How many lines of the data include the string "Versión"? State the number and nothing else.

Record list ▸
/---

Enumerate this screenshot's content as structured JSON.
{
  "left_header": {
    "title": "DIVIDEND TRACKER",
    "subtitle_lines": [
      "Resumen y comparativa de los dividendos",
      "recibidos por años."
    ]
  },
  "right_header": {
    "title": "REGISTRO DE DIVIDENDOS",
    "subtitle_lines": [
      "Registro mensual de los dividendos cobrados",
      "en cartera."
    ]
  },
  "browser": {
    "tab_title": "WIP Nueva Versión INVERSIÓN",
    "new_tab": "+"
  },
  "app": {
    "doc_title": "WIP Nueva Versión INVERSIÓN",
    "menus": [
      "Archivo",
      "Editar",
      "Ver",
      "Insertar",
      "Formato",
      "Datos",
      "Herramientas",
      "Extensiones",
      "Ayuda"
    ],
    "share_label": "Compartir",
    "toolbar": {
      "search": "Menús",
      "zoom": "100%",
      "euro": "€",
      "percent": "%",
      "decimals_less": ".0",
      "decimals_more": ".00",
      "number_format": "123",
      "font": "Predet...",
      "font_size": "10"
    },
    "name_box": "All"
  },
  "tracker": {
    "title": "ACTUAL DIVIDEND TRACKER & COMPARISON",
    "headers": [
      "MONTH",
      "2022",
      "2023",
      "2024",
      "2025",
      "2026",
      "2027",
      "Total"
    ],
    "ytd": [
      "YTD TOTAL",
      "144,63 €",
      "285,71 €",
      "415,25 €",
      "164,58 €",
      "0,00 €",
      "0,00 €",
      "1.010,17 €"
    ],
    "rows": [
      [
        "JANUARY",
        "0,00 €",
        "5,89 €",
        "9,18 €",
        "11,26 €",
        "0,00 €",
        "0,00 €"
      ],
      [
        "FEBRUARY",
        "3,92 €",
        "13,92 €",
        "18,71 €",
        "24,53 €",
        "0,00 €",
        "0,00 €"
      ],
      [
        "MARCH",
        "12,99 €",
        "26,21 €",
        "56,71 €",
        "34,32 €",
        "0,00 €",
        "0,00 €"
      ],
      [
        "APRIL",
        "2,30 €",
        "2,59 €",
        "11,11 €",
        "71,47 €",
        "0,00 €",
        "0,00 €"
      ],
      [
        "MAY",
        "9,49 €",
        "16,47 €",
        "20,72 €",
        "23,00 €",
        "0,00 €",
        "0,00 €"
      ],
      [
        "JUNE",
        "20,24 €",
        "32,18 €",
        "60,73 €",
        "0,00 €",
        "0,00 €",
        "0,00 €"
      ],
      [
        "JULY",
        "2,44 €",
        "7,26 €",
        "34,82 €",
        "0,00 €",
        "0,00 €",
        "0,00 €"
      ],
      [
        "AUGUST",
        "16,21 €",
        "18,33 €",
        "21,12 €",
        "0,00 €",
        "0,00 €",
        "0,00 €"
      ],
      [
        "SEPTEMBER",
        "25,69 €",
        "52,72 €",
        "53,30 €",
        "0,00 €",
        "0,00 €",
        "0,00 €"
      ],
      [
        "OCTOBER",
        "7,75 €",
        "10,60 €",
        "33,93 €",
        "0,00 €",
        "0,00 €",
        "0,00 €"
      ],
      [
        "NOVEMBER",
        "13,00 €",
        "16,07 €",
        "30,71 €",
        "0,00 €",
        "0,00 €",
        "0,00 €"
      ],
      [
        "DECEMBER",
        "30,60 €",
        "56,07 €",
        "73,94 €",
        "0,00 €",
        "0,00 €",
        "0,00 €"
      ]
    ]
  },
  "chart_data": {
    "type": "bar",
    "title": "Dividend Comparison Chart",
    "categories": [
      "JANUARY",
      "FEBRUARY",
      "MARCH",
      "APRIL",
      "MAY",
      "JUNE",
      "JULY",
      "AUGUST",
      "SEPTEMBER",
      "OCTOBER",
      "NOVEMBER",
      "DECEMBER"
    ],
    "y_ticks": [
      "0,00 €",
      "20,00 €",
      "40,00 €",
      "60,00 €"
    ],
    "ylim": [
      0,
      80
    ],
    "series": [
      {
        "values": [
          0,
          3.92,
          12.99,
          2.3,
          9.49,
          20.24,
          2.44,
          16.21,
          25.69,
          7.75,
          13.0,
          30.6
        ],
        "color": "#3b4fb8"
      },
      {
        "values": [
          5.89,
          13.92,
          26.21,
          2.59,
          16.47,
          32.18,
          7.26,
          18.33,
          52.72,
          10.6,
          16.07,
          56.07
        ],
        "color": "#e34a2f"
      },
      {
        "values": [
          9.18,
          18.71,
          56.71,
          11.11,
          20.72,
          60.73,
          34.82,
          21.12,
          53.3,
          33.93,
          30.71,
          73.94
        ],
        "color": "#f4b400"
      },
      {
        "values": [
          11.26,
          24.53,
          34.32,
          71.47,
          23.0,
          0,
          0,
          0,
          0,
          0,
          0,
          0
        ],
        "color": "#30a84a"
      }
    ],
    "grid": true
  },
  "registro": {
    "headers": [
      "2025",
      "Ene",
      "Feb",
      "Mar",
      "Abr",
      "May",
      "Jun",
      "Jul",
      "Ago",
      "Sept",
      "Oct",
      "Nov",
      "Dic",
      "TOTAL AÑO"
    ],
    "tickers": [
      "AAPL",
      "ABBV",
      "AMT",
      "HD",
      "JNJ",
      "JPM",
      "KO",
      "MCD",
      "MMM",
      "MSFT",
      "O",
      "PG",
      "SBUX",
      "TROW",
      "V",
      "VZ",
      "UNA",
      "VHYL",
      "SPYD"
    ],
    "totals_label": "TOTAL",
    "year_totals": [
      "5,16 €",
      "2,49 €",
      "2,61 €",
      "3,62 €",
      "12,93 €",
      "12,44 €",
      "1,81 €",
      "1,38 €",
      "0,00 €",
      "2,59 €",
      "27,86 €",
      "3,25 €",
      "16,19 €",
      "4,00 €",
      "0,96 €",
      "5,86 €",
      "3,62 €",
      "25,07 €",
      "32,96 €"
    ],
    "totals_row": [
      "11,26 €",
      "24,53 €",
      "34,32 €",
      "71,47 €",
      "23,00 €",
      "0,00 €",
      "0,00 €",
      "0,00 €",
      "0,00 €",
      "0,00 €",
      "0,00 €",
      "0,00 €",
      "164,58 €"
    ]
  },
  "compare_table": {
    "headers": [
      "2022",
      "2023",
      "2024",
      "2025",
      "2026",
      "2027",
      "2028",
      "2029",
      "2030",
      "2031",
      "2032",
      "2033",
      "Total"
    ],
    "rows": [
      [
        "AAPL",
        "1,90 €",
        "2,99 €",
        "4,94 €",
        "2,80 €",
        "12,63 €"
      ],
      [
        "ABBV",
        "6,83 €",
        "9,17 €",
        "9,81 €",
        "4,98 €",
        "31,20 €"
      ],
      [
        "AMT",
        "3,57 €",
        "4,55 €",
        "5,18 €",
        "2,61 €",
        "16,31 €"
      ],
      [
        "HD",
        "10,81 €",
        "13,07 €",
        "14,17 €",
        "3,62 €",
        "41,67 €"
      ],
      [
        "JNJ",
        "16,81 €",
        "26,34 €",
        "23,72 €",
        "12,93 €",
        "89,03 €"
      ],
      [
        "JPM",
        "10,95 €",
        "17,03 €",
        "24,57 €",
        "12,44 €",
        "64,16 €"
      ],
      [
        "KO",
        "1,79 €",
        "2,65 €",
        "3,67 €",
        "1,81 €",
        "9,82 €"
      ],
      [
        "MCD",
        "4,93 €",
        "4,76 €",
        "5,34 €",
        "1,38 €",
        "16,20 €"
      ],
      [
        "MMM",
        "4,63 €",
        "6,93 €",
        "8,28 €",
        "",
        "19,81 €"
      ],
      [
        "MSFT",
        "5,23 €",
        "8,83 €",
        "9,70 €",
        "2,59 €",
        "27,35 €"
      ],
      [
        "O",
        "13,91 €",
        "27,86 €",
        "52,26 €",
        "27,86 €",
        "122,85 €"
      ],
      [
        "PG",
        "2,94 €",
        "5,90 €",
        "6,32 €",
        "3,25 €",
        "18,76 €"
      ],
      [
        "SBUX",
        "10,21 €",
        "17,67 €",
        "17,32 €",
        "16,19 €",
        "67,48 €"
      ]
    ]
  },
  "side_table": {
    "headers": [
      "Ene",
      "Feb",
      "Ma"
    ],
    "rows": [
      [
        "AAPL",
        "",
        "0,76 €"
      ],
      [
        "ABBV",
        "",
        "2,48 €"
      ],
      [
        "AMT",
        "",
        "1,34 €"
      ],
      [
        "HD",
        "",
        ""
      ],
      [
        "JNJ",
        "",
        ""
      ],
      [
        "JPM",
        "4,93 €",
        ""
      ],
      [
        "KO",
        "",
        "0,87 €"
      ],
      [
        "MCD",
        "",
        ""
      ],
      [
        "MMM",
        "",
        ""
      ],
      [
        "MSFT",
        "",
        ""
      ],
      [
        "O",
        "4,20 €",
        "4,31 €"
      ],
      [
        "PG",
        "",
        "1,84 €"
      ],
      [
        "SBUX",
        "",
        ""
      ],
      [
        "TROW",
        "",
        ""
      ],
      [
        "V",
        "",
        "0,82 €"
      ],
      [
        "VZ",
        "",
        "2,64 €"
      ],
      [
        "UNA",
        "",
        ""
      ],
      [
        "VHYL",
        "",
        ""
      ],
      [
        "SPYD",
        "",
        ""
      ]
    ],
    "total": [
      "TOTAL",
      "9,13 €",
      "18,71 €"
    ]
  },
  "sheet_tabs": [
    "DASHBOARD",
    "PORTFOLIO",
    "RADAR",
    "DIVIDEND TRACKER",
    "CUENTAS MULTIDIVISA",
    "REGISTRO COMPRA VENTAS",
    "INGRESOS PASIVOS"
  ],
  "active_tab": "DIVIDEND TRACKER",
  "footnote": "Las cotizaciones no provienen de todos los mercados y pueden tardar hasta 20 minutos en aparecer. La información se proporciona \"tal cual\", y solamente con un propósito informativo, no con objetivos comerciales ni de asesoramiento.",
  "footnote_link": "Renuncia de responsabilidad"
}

\---

Solution to the exercise ▸
2